• [DESCRIPTION OF THE TASK] Output every line of the material exactly, omitting images.

* * * * * * *

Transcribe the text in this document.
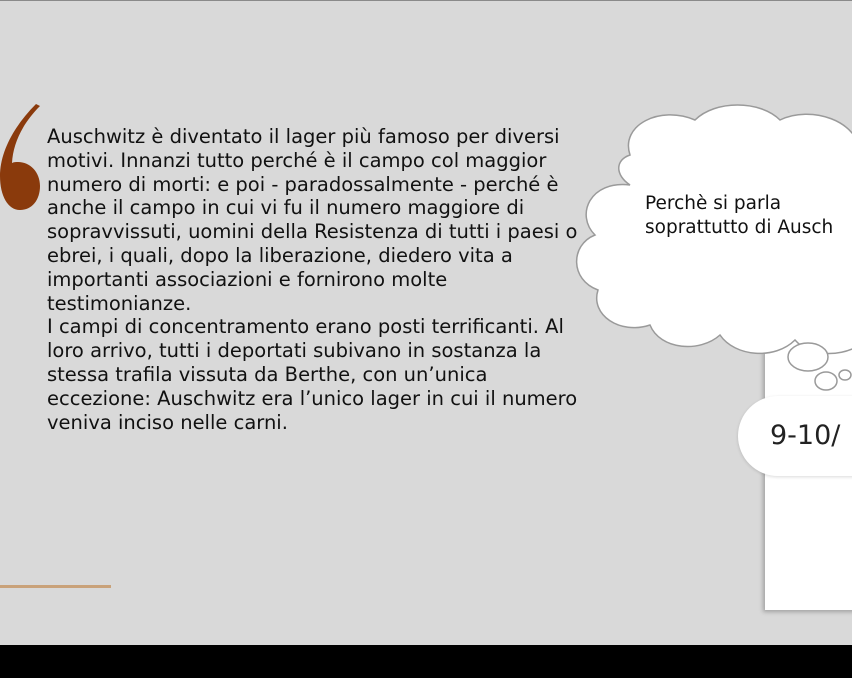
Auschwitz è diventato il lager più famoso per diversi motivi. Innanzi tutto perché è il campo col maggior numero di morti: e poi - paradossalmente - perché è anche il campo in cui vi fu il numero maggiore di sopravvissuti, uomini della Resistenza di tutti i paesi o ebrei, i quali, dopo la liberazione, diedero vita a importanti associazioni e fornirono molte testimonianze.

I campi di concentramento erano posti terrificanti. Al loro arrivo, tutti i deportati subivano in sostanza la stessa trafila vissuta da Berthe, con un’unica eccezione: Auschwitz era l’unico lager in cui il numero veniva inciso nelle carni.

Perchè si parla
soprattutto di Ausch
9-10/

* * * * * * *

• [IN RESPONSE]
Transcribe the text in this document.
Auschwitz è diventato il lager più famoso per diversi motivi. Innanzi tutto perché è il campo col maggior numero di morti: e poi - paradossalmente - perché è anche il campo in cui vi fu il numero maggiore di sopravvissuti, uomini della Resistenza di tutti i paesi o ebrei, i quali, dopo la liberazione, diedero vita a importanti associazioni e fornirono molte testimonianze.

I campi di concentramento erano posti terrificanti. Al loro arrivo, tutti i deportati subivano in sostanza la stessa trafila vissuta da Berthe, con un’unica eccezione: Auschwitz era l’unico lager in cui il numero veniva inciso nelle carni.

Perchè si parla
soprattutto di Ausch
9-10/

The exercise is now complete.